- _WORK TO DO_: Check each line of the entries below for the string "choose"; copy every line where it appears.

## begin DATASET RECORDS

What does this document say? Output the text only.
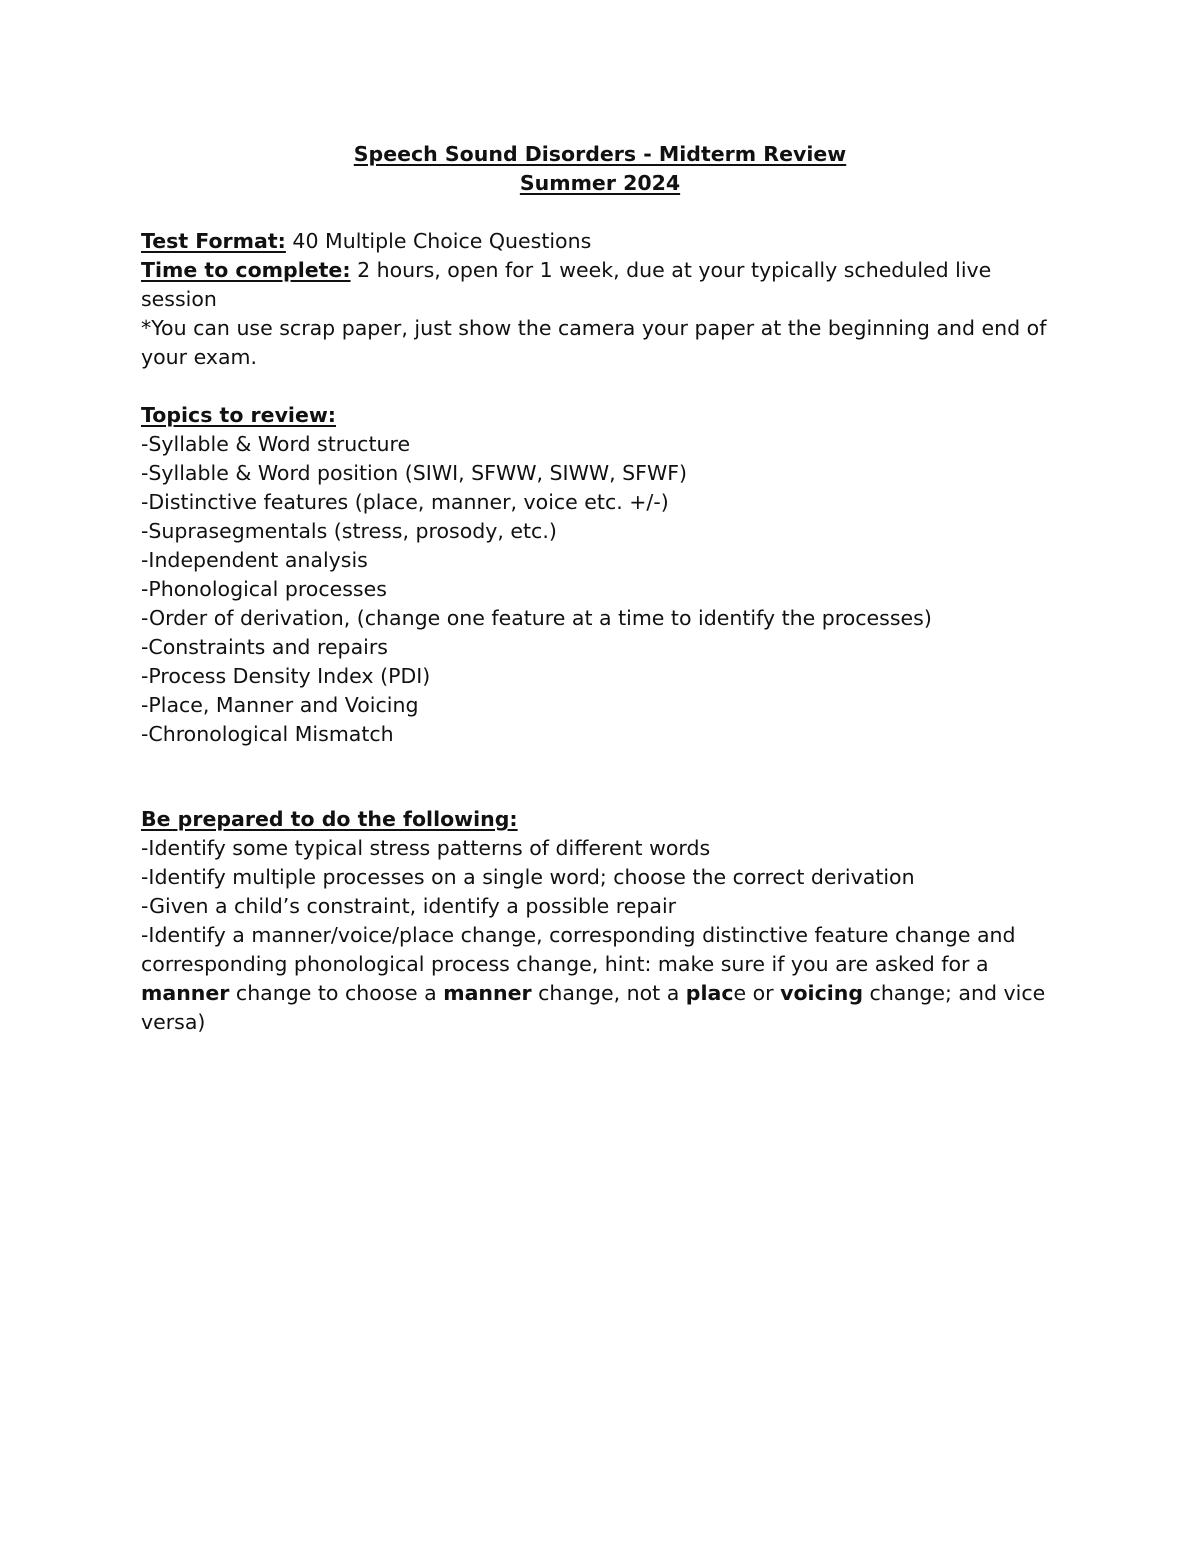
Speech Sound Disorders - Midterm Review
Summer 2024
Test Format: 40 Multiple Choice Questions
Time to complete: 2 hours, open for 1 week, due at your typically scheduled live session
*You can use scrap paper, just show the camera your paper at the beginning and end of your exam.
Topics to review:
-Syllable & Word structure
-Syllable & Word position (SIWI, SFWW, SIWW, SFWF)
-Distinctive features (place, manner, voice etc. +/-)
-Suprasegmentals (stress, prosody, etc.)
-Independent analysis
-Phonological processes
-Order of derivation, (change one feature at a time to identify the processes)
-Constraints and repairs
-Process Density Index (PDI)
-Place, Manner and Voicing
-Chronological Mismatch
Be prepared to do the following:
-Identify some typical stress patterns of different words
-Identify multiple processes on a single word; choose the correct derivation
-Given a child’s constraint, identify a possible repair
-Identify a manner/voice/place change, corresponding distinctive feature change and corresponding phonological process change, hint: make sure if you are asked for a manner change to choose a manner change, not a place or voicing change; and vice versa)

## end DATASET RECORDS

- _OUTPUT FOR THIS TASK_:
-Identify multiple processes on a single word; choose the correct derivation
-Identify a manner/voice/place change, corresponding distinctive feature change and corresponding phonological process change, hint: make sure if you are asked for a manner change to choose a manner change, not a place or voicing change; and vice versa)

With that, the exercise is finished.